- THE EXERCISE -
Set down word for word the lines from the first one up to and including the line with "maximize-icon bbox=[330, 271, 342, 282]".

- Entries drawn from a collection -
- - - -

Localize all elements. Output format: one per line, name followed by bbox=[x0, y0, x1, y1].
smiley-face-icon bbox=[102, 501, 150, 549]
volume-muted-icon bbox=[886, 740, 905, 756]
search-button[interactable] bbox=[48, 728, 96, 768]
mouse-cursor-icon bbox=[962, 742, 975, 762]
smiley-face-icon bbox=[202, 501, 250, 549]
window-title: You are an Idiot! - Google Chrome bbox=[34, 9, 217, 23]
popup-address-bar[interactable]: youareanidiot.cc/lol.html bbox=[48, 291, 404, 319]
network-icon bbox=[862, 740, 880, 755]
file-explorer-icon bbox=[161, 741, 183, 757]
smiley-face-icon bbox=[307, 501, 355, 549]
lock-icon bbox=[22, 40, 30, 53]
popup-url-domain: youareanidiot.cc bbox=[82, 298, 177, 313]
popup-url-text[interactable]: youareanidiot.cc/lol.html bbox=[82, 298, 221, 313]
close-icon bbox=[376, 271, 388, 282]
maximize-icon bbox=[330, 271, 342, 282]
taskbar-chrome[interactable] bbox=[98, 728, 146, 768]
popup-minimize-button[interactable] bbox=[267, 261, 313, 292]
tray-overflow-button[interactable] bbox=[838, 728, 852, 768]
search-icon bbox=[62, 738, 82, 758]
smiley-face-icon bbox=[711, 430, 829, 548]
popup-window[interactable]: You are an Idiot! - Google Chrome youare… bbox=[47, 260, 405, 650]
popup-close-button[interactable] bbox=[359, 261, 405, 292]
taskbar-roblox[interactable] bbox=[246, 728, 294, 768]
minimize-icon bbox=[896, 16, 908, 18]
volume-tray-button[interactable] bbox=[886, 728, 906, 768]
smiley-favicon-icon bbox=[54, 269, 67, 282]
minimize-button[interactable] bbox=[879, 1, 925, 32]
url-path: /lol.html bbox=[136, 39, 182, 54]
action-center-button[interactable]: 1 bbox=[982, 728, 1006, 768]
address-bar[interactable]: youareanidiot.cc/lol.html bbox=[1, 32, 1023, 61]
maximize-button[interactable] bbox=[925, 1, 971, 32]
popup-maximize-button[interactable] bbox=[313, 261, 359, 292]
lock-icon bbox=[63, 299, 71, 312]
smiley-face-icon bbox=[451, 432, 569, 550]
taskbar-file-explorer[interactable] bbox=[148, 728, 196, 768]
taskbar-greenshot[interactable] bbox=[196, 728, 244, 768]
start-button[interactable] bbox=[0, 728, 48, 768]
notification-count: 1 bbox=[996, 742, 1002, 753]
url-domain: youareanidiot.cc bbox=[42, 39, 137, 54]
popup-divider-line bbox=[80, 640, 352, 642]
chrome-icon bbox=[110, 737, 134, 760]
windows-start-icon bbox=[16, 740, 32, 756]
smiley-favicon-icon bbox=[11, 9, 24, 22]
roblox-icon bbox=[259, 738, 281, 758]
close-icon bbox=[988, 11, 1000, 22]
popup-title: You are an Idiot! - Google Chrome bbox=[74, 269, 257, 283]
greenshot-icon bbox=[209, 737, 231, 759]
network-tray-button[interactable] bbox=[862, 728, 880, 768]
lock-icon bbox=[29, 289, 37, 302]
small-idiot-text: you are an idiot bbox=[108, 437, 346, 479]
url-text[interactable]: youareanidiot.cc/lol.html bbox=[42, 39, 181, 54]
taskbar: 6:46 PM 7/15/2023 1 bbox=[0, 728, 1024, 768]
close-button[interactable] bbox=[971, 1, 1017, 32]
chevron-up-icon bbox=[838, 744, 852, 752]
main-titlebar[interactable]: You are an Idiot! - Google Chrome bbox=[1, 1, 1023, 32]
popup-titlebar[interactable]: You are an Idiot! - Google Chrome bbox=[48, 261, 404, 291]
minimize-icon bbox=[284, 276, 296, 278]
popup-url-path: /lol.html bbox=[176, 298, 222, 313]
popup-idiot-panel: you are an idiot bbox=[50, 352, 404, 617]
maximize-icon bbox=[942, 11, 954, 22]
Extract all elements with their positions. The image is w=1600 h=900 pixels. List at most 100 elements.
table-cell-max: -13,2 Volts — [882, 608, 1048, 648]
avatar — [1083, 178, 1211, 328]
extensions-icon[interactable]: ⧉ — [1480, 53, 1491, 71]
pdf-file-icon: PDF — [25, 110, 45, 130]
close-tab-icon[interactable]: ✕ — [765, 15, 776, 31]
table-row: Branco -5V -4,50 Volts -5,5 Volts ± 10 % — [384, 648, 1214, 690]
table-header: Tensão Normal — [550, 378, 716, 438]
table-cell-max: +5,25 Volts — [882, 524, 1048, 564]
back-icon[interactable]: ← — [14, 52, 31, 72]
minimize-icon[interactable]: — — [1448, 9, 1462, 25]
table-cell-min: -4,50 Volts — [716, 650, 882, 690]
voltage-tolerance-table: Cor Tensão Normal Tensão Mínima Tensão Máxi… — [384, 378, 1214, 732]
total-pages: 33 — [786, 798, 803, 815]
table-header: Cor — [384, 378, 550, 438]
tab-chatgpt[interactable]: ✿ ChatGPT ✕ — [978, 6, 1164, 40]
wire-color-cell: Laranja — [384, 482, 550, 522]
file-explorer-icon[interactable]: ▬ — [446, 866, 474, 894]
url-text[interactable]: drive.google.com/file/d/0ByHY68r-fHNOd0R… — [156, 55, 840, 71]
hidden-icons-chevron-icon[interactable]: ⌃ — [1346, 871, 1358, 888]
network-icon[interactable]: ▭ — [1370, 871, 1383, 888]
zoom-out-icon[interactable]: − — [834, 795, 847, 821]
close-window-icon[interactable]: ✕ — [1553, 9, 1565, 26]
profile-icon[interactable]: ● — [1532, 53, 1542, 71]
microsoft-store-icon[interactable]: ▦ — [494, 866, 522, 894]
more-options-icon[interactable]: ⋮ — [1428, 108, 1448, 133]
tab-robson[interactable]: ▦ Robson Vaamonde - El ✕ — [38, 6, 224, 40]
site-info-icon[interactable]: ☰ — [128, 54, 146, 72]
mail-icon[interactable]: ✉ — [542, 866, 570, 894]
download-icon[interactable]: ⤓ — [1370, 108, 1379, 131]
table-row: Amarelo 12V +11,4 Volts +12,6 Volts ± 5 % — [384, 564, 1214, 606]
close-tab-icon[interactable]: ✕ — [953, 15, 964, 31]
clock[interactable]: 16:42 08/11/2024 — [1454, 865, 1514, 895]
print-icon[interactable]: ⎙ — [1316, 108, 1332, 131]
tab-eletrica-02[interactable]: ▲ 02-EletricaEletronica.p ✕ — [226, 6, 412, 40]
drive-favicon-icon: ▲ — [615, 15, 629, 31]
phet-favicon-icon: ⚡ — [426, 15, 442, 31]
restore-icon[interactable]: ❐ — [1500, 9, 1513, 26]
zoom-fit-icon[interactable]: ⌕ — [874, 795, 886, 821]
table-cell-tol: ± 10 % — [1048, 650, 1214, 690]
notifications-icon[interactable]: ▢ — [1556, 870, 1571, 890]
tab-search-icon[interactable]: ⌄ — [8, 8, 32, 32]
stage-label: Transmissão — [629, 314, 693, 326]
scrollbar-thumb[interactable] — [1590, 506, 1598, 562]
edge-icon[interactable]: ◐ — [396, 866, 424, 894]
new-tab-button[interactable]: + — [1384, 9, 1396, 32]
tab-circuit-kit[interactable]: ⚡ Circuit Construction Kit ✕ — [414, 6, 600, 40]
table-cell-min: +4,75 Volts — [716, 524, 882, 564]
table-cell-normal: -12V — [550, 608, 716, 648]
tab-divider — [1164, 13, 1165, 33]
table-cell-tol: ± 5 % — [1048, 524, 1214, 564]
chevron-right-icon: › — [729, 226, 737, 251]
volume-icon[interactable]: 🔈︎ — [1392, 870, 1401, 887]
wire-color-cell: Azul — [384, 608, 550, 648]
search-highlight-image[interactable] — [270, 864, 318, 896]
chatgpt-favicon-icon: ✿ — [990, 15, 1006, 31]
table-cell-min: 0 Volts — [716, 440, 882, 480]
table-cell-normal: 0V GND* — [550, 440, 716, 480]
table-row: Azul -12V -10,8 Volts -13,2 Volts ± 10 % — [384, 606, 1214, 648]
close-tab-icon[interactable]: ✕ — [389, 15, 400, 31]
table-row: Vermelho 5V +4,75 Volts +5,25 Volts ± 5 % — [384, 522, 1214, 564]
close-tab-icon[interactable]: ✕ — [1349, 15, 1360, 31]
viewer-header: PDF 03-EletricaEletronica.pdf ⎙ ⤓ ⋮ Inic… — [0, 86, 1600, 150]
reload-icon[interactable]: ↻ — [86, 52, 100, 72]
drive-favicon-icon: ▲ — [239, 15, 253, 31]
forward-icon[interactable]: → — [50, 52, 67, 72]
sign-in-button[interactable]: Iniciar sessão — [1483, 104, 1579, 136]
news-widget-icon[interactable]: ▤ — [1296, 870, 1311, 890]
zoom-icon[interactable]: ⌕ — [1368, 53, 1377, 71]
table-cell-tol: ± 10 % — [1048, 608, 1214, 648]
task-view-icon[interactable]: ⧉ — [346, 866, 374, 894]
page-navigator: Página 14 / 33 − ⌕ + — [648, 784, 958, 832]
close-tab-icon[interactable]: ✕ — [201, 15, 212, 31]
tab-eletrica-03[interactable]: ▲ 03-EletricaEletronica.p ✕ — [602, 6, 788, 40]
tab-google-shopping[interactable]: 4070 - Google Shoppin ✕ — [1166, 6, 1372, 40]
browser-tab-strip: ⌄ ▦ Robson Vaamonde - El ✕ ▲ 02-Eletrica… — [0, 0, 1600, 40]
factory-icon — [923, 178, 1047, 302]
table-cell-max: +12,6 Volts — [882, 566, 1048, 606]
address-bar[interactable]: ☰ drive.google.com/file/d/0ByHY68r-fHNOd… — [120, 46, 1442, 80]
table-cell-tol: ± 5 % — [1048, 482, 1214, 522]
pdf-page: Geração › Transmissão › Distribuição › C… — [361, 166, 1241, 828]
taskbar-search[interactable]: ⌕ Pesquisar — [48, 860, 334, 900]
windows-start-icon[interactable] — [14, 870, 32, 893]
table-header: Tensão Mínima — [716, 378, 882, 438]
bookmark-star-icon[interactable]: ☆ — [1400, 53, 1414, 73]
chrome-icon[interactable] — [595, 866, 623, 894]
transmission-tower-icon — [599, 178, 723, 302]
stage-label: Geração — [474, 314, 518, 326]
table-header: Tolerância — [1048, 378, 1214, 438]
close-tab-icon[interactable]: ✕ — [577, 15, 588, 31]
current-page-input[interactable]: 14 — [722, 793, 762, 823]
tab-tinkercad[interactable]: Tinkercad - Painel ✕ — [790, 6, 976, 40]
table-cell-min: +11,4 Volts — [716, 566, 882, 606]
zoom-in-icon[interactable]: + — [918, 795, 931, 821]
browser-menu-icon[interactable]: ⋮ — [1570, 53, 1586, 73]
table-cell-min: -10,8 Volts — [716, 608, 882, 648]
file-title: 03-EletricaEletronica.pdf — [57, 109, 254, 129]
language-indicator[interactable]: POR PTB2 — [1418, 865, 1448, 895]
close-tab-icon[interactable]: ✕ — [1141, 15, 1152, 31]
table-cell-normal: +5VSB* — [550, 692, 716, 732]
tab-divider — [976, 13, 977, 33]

- - - -

- IN RESPONSE -
Localize all elements. Output format: one per line, name followed by bbox=[x0, y0, x1, y1].
smiley-face-icon bbox=[102, 501, 150, 549]
volume-muted-icon bbox=[886, 740, 905, 756]
search-button[interactable] bbox=[48, 728, 96, 768]
mouse-cursor-icon bbox=[962, 742, 975, 762]
smiley-face-icon bbox=[202, 501, 250, 549]
window-title: You are an Idiot! - Google Chrome bbox=[34, 9, 217, 23]
popup-address-bar[interactable]: youareanidiot.cc/lol.html bbox=[48, 291, 404, 319]
network-icon bbox=[862, 740, 880, 755]
file-explorer-icon bbox=[161, 741, 183, 757]
smiley-face-icon bbox=[307, 501, 355, 549]
lock-icon bbox=[22, 40, 30, 53]
popup-url-domain: youareanidiot.cc bbox=[82, 298, 177, 313]
popup-url-text[interactable]: youareanidiot.cc/lol.html bbox=[82, 298, 221, 313]
close-icon bbox=[376, 271, 388, 282]
maximize-icon bbox=[330, 271, 342, 282]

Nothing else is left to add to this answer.